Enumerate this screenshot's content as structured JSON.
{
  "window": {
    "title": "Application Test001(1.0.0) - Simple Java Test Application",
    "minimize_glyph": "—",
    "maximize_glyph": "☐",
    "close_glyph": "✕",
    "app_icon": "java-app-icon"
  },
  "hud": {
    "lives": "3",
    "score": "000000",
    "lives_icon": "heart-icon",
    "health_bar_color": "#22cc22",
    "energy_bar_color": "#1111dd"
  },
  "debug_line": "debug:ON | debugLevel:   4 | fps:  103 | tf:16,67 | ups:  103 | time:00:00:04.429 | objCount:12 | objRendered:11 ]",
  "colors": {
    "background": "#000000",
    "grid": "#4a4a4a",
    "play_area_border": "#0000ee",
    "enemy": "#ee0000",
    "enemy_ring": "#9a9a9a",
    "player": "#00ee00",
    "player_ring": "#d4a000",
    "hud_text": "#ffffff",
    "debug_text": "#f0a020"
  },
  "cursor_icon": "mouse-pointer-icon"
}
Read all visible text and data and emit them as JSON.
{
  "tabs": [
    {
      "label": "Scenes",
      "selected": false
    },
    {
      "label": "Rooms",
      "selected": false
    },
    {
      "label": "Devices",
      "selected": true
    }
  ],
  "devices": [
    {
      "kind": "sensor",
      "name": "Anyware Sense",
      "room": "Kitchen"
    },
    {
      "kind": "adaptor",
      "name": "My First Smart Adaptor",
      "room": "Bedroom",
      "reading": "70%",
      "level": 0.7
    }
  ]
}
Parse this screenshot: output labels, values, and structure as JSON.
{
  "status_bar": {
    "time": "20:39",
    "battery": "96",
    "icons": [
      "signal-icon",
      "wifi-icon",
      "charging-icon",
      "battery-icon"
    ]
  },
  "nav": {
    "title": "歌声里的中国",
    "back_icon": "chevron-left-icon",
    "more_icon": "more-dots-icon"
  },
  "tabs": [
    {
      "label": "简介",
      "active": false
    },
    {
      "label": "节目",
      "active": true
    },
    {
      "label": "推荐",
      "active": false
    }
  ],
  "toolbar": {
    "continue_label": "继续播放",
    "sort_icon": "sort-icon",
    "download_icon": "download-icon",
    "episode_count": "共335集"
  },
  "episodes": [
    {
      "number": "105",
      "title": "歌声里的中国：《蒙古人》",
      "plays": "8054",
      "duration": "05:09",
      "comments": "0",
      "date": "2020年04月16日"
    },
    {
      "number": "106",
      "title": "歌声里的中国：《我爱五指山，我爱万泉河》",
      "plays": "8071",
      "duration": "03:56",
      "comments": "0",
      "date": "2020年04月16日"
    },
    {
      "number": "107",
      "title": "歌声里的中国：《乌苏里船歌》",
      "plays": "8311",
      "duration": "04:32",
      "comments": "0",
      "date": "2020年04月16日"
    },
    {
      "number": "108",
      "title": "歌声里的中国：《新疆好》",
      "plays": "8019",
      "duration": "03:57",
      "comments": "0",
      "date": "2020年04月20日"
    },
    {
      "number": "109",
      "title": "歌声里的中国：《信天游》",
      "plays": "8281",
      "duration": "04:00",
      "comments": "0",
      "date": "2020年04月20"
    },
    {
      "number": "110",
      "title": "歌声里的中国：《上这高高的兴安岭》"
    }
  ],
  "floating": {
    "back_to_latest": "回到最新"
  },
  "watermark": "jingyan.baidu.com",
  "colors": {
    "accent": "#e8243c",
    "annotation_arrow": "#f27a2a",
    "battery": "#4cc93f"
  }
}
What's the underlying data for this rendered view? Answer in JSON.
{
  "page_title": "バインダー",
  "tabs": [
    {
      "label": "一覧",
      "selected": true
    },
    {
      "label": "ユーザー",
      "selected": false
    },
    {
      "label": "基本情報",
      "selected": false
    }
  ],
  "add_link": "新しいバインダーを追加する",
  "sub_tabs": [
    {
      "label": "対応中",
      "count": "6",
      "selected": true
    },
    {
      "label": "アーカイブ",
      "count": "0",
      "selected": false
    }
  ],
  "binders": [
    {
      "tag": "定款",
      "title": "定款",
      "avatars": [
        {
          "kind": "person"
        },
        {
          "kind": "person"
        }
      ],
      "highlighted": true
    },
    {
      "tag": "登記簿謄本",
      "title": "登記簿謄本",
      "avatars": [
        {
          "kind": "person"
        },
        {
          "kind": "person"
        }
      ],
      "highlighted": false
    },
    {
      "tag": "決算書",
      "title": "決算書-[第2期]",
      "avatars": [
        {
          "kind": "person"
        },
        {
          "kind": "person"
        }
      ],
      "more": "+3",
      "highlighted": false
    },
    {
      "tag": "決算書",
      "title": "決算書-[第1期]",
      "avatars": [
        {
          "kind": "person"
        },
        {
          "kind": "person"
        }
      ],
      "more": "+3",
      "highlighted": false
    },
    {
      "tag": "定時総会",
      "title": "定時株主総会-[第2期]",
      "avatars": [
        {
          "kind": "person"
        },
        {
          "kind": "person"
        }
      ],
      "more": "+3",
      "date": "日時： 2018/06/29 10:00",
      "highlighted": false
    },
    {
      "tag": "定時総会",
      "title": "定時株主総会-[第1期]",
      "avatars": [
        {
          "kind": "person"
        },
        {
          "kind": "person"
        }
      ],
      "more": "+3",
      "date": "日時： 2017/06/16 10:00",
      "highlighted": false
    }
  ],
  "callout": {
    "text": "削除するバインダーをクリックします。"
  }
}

**REQUIRED WORK:** Give back the data above exactly as it appears.

**COMPLETE RESPONSE:**
Enumerate this screenshot's content as structured JSON.
{
  "window": {
    "title": "Application Test001(1.0.0) - Simple Java Test Application",
    "minimize_glyph": "—",
    "maximize_glyph": "☐",
    "close_glyph": "✕",
    "app_icon": "java-app-icon"
  },
  "hud": {
    "lives": "3",
    "score": "000000",
    "lives_icon": "heart-icon",
    "health_bar_color": "#22cc22",
    "energy_bar_color": "#1111dd"
  },
  "debug_line": "debug:ON | debugLevel:   4 | fps:  103 | tf:16,67 | ups:  103 | time:00:00:04.429 | objCount:12 | objRendered:11 ]",
  "colors": {
    "background": "#000000",
    "grid": "#4a4a4a",
    "play_area_border": "#0000ee",
    "enemy": "#ee0000",
    "enemy_ring": "#9a9a9a",
    "player": "#00ee00",
    "player_ring": "#d4a000",
    "hud_text": "#ffffff",
    "debug_text": "#f0a020"
  },
  "cursor_icon": "mouse-pointer-icon"
}
Read all visible text and data and emit them as JSON.
{
  "tabs": [
    {
      "label": "Scenes",
      "selected": false
    },
    {
      "label": "Rooms",
      "selected": false
    },
    {
      "label": "Devices",
      "selected": true
    }
  ],
  "devices": [
    {
      "kind": "sensor",
      "name": "Anyware Sense",
      "room": "Kitchen"
    },
    {
      "kind": "adaptor",
      "name": "My First Smart Adaptor",
      "room": "Bedroom",
      "reading": "70%",
      "level": 0.7
    }
  ]
}
Parse this screenshot: output labels, values, and structure as JSON.
{
  "status_bar": {
    "time": "20:39",
    "battery": "96",
    "icons": [
      "signal-icon",
      "wifi-icon",
      "charging-icon",
      "battery-icon"
    ]
  },
  "nav": {
    "title": "歌声里的中国",
    "back_icon": "chevron-left-icon",
    "more_icon": "more-dots-icon"
  },
  "tabs": [
    {
      "label": "简介",
      "active": false
    },
    {
      "label": "节目",
      "active": true
    },
    {
      "label": "推荐",
      "active": false
    }
  ],
  "toolbar": {
    "continue_label": "继续播放",
    "sort_icon": "sort-icon",
    "download_icon": "download-icon",
    "episode_count": "共335集"
  },
  "episodes": [
    {
      "number": "105",
      "title": "歌声里的中国：《蒙古人》",
      "plays": "8054",
      "duration": "05:09",
      "comments": "0",
      "date": "2020年04月16日"
    },
    {
      "number": "106",
      "title": "歌声里的中国：《我爱五指山，我爱万泉河》",
      "plays": "8071",
      "duration": "03:56",
      "comments": "0",
      "date": "2020年04月16日"
    },
    {
      "number": "107",
      "title": "歌声里的中国：《乌苏里船歌》",
      "plays": "8311",
      "duration": "04:32",
      "comments": "0",
      "date": "2020年04月16日"
    },
    {
      "number": "108",
      "title": "歌声里的中国：《新疆好》",
      "plays": "8019",
      "duration": "03:57",
      "comments": "0",
      "date": "2020年04月20日"
    },
    {
      "number": "109",
      "title": "歌声里的中国：《信天游》",
      "plays": "8281",
      "duration": "04:00",
      "comments": "0",
      "date": "2020年04月20"
    },
    {
      "number": "110",
      "title": "歌声里的中国：《上这高高的兴安岭》"
    }
  ],
  "floating": {
    "back_to_latest": "回到最新"
  },
  "watermark": "jingyan.baidu.com",
  "colors": {
    "accent": "#e8243c",
    "annotation_arrow": "#f27a2a",
    "battery": "#4cc93f"
  }
}
What's the underlying data for this rendered view? Answer in JSON.
{
  "page_title": "バインダー",
  "tabs": [
    {
      "label": "一覧",
      "selected": true
    },
    {
      "label": "ユーザー",
      "selected": false
    },
    {
      "label": "基本情報",
      "selected": false
    }
  ],
  "add_link": "新しいバインダーを追加する",
  "sub_tabs": [
    {
      "label": "対応中",
      "count": "6",
      "selected": true
    },
    {
      "label": "アーカイブ",
      "count": "0",
      "selected": false
    }
  ],
  "binders": [
    {
      "tag": "定款",
      "title": "定款",
      "avatars": [
        {
          "kind": "person"
        },
        {
          "kind": "person"
        }
      ],
      "highlighted": true
    },
    {
      "tag": "登記簿謄本",
      "title": "登記簿謄本",
      "avatars": [
        {
          "kind": "person"
        },
        {
          "kind": "person"
        }
      ],
      "highlighted": false
    },
    {
      "tag": "決算書",
      "title": "決算書-[第2期]",
      "avatars": [
        {
          "kind": "person"
        },
        {
          "kind": "person"
        }
      ],
      "more": "+3",
      "highlighted": false
    },
    {
      "tag": "決算書",
      "title": "決算書-[第1期]",
      "avatars": [
        {
          "kind": "person"
        },
        {
          "kind": "person"
        }
      ],
      "more": "+3",
      "highlighted": false
    },
    {
      "tag": "定時総会",
      "title": "定時株主総会-[第2期]",
      "avatars": [
        {
          "kind": "person"
        },
        {
          "kind": "person"
        }
      ],
      "more": "+3",
      "date": "日時： 2018/06/29 10:00",
      "highlighted": false
    },
    {
      "tag": "定時総会",
      "title": "定時株主総会-[第1期]",
      "avatars": [
        {
          "kind": "person"
        },
        {
          "kind": "person"
        }
      ],
      "more": "+3",
      "date": "日時： 2017/06/16 10:00",
      "highlighted": false
    }
  ],
  "callout": {
    "text": "削除するバインダーをクリックします。"
  }
}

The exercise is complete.